-- begin --

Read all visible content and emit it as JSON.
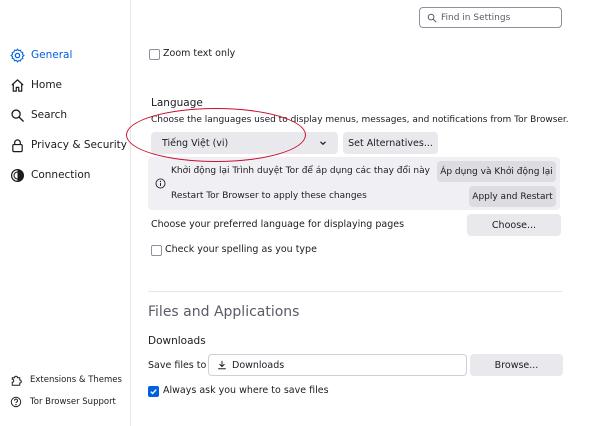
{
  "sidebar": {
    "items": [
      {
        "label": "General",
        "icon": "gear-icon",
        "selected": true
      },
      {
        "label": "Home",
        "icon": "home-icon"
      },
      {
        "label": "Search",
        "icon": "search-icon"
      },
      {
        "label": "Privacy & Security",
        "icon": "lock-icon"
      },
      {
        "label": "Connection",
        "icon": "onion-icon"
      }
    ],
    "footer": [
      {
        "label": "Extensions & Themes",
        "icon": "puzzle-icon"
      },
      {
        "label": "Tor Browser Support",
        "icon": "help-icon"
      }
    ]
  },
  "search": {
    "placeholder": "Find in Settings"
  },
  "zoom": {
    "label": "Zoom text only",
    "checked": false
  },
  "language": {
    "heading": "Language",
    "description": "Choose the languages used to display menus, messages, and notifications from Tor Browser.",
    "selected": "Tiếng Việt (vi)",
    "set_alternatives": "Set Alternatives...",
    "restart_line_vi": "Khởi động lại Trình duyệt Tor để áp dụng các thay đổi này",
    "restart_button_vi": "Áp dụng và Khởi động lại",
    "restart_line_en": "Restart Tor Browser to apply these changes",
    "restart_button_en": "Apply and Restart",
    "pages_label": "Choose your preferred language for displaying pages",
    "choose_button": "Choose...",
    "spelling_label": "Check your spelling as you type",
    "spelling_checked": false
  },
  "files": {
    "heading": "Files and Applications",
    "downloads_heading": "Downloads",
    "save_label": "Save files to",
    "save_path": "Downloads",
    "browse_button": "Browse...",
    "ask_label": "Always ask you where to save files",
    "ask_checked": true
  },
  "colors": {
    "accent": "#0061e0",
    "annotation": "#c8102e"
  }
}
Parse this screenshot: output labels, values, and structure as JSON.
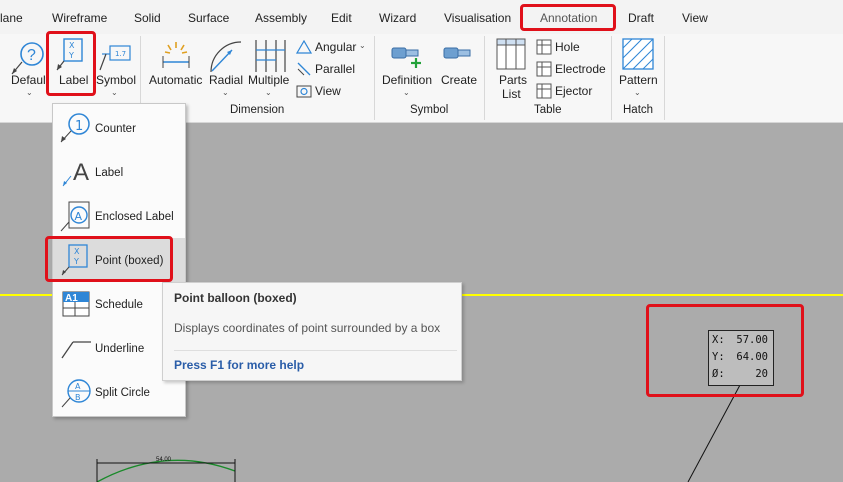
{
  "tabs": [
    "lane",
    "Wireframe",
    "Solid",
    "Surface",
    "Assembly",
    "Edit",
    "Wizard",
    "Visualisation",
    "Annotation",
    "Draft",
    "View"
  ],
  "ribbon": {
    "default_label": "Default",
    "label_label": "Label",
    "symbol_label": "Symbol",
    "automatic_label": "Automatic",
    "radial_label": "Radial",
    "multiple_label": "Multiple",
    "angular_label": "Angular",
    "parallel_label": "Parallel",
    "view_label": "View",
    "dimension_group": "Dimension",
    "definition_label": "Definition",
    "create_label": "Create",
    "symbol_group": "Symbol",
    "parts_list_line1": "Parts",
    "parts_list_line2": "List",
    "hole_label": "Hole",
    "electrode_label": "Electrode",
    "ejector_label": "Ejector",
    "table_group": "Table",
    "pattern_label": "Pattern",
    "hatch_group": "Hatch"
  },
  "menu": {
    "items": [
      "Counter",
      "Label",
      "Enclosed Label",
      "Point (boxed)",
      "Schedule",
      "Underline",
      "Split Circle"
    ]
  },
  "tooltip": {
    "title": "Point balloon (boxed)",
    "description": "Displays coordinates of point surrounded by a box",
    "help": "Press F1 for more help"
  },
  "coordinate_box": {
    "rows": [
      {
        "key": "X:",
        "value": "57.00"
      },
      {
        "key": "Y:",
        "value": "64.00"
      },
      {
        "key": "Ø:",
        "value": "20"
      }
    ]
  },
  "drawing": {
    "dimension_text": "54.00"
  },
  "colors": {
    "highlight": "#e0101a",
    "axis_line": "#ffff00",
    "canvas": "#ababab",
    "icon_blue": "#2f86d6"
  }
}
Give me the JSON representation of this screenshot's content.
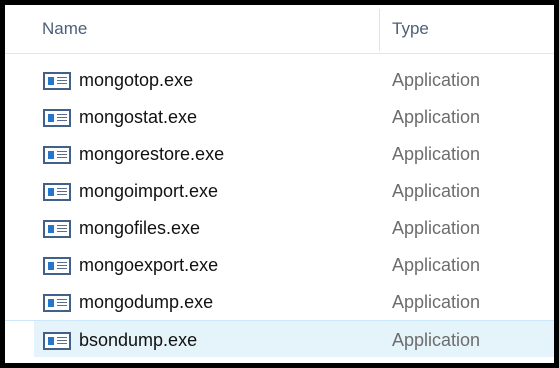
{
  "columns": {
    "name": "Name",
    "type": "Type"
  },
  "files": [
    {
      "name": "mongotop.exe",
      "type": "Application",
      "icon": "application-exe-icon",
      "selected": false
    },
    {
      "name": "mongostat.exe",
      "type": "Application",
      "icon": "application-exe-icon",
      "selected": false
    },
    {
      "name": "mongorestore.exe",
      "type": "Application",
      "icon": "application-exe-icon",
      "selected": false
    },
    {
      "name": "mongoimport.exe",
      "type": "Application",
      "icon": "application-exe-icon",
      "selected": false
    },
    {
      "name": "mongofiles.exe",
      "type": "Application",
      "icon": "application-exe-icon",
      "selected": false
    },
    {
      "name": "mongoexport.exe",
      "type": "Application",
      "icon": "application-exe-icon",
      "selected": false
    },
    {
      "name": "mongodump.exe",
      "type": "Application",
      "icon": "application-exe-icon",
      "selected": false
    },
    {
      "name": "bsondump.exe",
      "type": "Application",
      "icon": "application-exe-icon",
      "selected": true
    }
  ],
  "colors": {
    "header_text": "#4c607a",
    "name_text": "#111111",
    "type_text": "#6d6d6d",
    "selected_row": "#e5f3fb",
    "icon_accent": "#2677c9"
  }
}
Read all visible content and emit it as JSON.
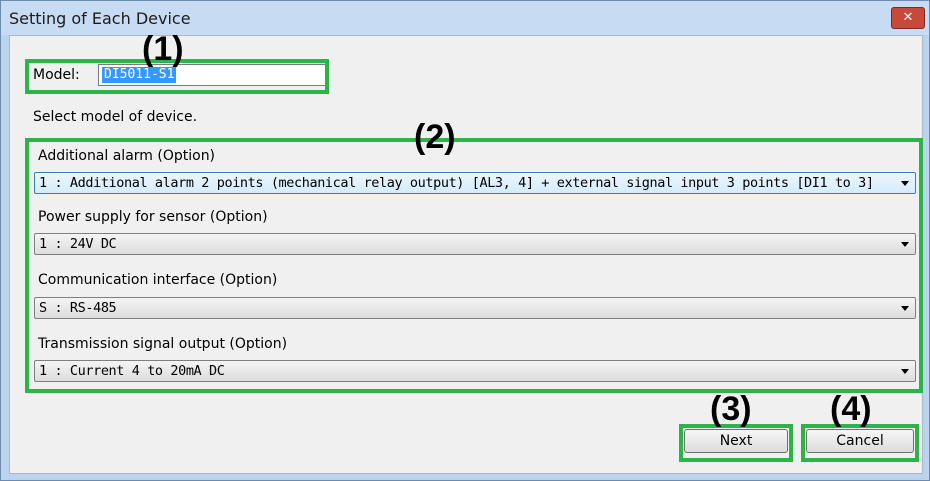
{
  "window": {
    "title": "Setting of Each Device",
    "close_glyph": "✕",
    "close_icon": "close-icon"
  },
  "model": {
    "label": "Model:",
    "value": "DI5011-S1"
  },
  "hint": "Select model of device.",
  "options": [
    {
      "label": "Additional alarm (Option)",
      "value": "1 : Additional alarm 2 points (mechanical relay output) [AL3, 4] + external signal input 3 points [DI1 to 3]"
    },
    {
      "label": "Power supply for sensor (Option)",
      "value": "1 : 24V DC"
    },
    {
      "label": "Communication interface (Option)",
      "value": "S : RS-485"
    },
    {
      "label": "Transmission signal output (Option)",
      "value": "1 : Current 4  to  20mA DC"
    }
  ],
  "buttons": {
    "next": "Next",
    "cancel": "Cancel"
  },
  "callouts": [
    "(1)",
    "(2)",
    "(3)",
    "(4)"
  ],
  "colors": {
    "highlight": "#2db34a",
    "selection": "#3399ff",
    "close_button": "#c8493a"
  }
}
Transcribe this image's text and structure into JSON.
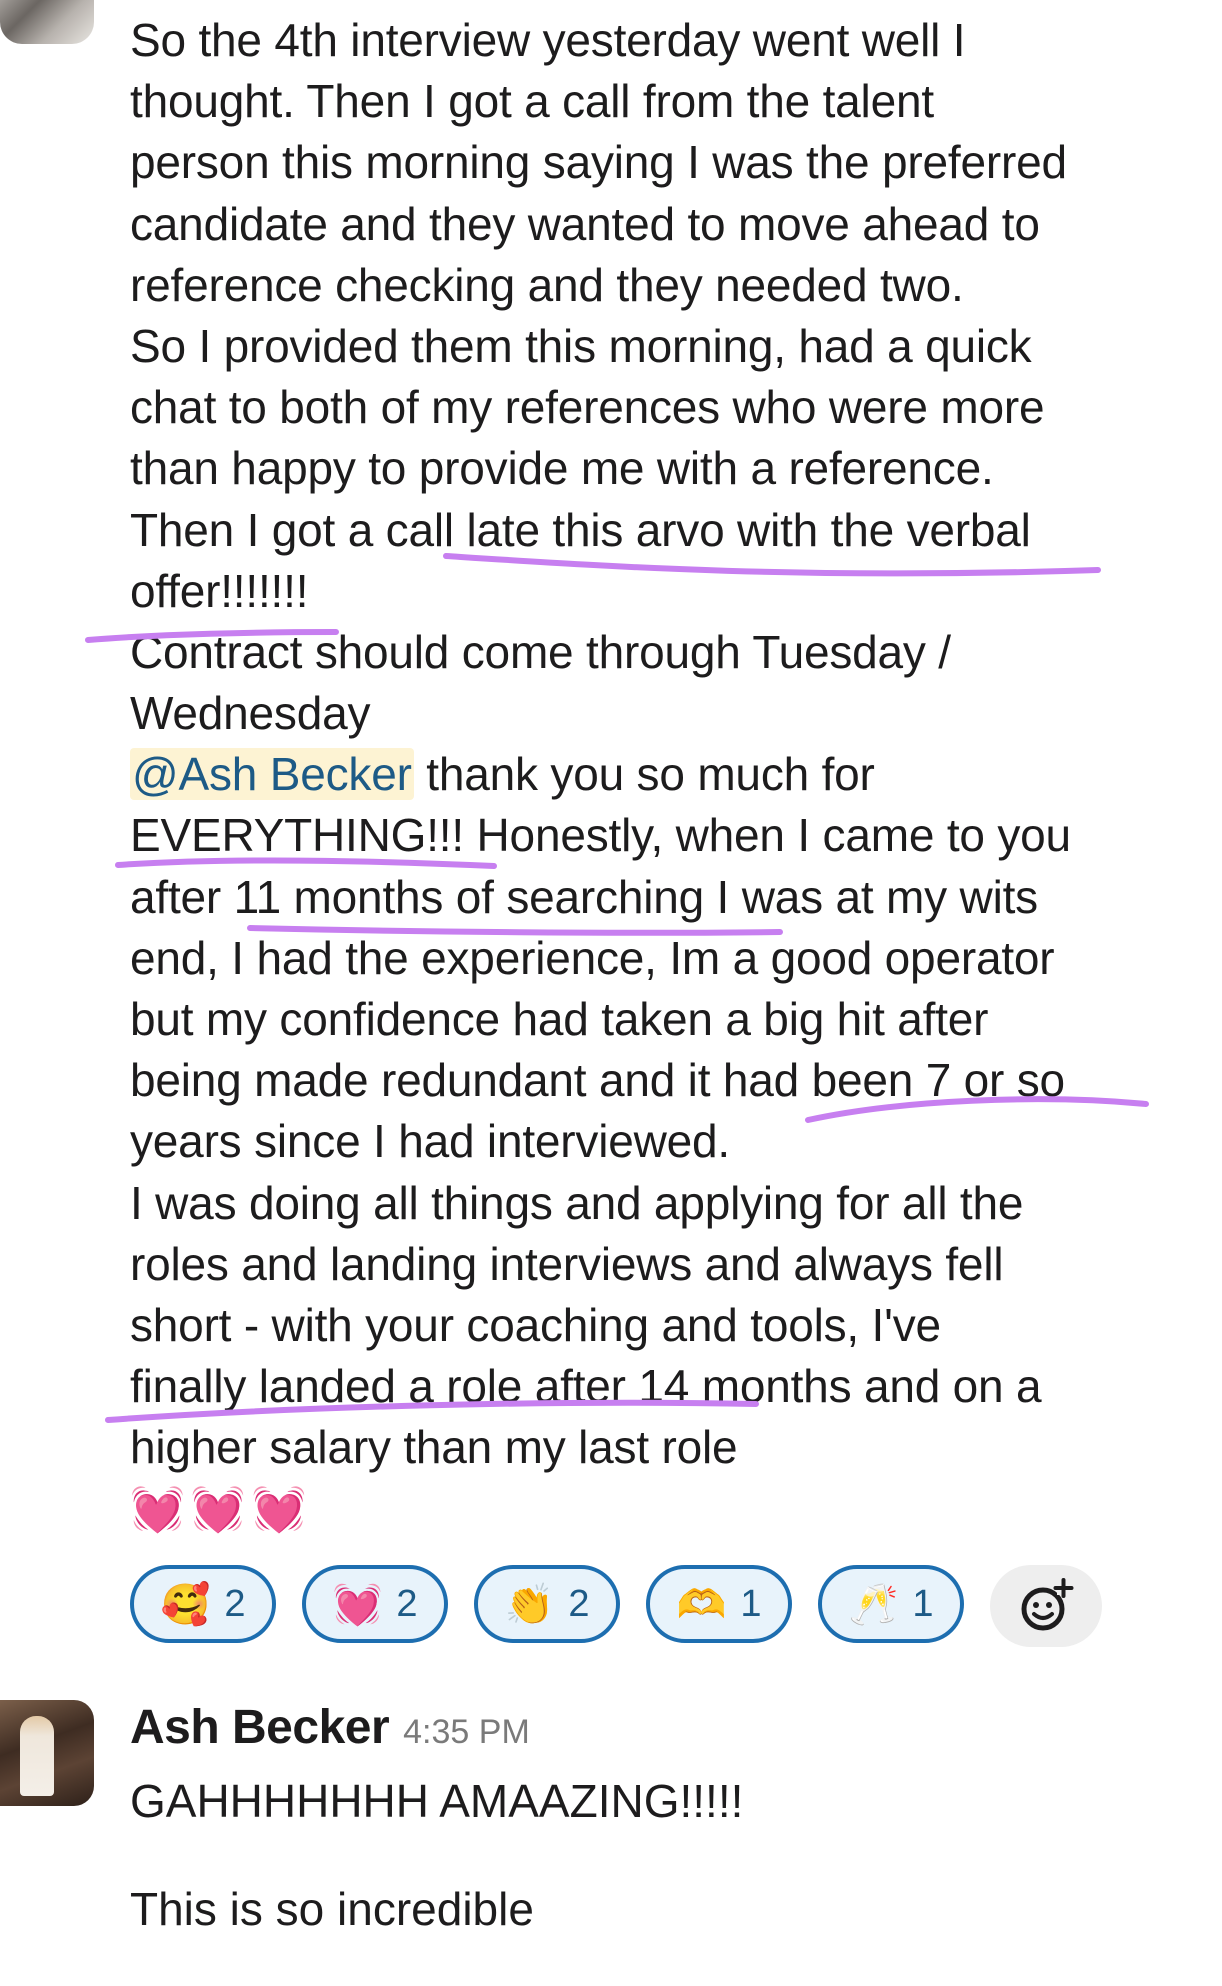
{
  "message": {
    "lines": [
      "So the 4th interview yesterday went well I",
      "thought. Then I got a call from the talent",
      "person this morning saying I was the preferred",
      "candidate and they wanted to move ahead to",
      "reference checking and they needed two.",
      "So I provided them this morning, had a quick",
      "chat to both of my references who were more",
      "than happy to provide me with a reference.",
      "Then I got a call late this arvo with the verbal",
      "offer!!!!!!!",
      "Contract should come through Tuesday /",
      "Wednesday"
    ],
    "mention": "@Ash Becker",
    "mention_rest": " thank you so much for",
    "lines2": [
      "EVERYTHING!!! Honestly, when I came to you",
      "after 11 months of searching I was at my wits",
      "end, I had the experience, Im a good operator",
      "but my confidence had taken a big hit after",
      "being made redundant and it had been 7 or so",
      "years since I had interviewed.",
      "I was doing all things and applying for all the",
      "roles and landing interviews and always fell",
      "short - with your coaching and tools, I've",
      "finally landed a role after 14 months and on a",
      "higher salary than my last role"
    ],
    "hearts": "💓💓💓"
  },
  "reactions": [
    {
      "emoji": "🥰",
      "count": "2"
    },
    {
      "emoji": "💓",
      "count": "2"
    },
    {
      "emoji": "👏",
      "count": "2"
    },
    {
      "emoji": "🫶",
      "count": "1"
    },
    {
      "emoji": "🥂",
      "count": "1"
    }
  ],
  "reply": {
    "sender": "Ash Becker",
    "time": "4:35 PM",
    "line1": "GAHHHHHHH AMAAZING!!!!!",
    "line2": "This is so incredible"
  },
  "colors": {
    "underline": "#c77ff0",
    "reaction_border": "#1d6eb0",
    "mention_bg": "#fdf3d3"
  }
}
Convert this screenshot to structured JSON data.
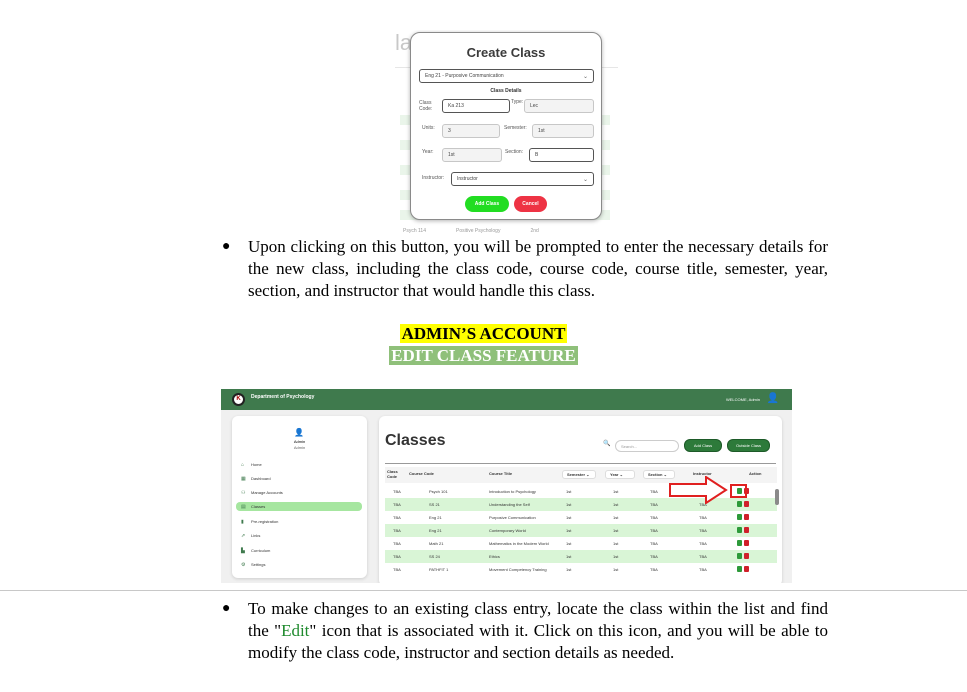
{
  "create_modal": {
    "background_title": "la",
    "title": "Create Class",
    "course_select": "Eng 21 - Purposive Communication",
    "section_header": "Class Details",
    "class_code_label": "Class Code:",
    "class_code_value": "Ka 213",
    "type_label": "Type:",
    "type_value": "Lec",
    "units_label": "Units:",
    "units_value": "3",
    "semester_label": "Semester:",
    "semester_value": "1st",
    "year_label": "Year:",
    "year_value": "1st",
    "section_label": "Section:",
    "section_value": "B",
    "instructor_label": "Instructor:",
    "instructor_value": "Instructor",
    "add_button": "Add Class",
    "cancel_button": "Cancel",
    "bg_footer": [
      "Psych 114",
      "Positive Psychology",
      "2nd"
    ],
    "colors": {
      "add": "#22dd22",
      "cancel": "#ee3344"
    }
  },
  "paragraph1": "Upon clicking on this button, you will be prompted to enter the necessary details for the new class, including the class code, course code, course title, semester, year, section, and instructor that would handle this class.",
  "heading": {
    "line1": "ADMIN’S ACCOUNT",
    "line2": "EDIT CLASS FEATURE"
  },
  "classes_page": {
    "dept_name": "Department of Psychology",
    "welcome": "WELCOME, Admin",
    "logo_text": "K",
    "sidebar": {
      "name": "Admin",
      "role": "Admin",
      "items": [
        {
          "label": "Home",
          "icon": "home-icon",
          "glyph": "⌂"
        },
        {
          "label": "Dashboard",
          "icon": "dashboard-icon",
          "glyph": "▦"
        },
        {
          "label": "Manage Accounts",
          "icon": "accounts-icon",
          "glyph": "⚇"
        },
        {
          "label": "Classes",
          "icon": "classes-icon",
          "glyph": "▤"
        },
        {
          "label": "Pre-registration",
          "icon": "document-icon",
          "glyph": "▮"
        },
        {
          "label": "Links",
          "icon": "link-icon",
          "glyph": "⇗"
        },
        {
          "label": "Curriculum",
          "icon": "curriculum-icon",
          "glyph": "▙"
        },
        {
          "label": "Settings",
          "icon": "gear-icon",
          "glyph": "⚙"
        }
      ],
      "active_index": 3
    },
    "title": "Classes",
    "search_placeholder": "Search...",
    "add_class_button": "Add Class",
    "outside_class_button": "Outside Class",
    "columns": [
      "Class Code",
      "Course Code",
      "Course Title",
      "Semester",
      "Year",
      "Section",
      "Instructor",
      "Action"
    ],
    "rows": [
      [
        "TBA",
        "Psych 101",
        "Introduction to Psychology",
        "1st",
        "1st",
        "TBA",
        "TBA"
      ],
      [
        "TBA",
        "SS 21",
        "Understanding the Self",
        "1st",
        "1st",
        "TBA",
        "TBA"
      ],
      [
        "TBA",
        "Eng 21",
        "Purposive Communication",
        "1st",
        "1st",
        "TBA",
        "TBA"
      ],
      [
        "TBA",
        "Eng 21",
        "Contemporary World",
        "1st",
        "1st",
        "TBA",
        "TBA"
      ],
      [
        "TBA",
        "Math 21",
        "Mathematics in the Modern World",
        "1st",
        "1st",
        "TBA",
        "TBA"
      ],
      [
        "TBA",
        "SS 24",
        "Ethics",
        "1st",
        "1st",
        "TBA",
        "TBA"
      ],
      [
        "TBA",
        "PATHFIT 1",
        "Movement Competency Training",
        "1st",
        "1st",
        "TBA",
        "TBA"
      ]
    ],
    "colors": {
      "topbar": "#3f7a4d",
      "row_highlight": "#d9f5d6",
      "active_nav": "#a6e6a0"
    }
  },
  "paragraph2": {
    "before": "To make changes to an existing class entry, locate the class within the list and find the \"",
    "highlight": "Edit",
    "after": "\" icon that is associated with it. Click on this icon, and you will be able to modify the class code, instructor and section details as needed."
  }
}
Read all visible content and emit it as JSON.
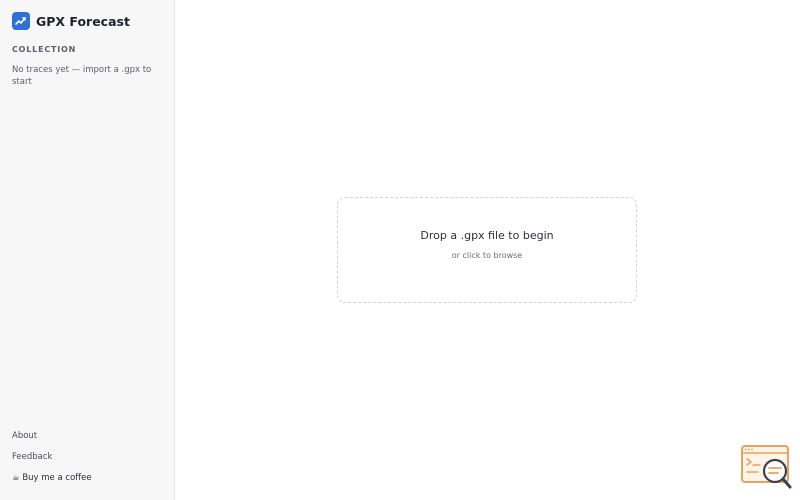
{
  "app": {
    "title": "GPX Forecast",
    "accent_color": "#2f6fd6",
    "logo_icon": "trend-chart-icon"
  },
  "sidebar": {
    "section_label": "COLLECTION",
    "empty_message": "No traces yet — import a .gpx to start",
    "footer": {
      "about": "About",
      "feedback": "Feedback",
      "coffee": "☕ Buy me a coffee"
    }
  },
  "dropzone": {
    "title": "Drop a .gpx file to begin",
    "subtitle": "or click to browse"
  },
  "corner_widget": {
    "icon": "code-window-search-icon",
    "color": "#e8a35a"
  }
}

-- end --

Check each line of the records above for "alarm", and copy those that have it.

## Full solution
      "label": "Additional alarm (Option)",
      "value": "1 : Additional alarm 2 points (mechanical relay output) [AL3, 4] + external signal input 3 points [DI1 to 3]"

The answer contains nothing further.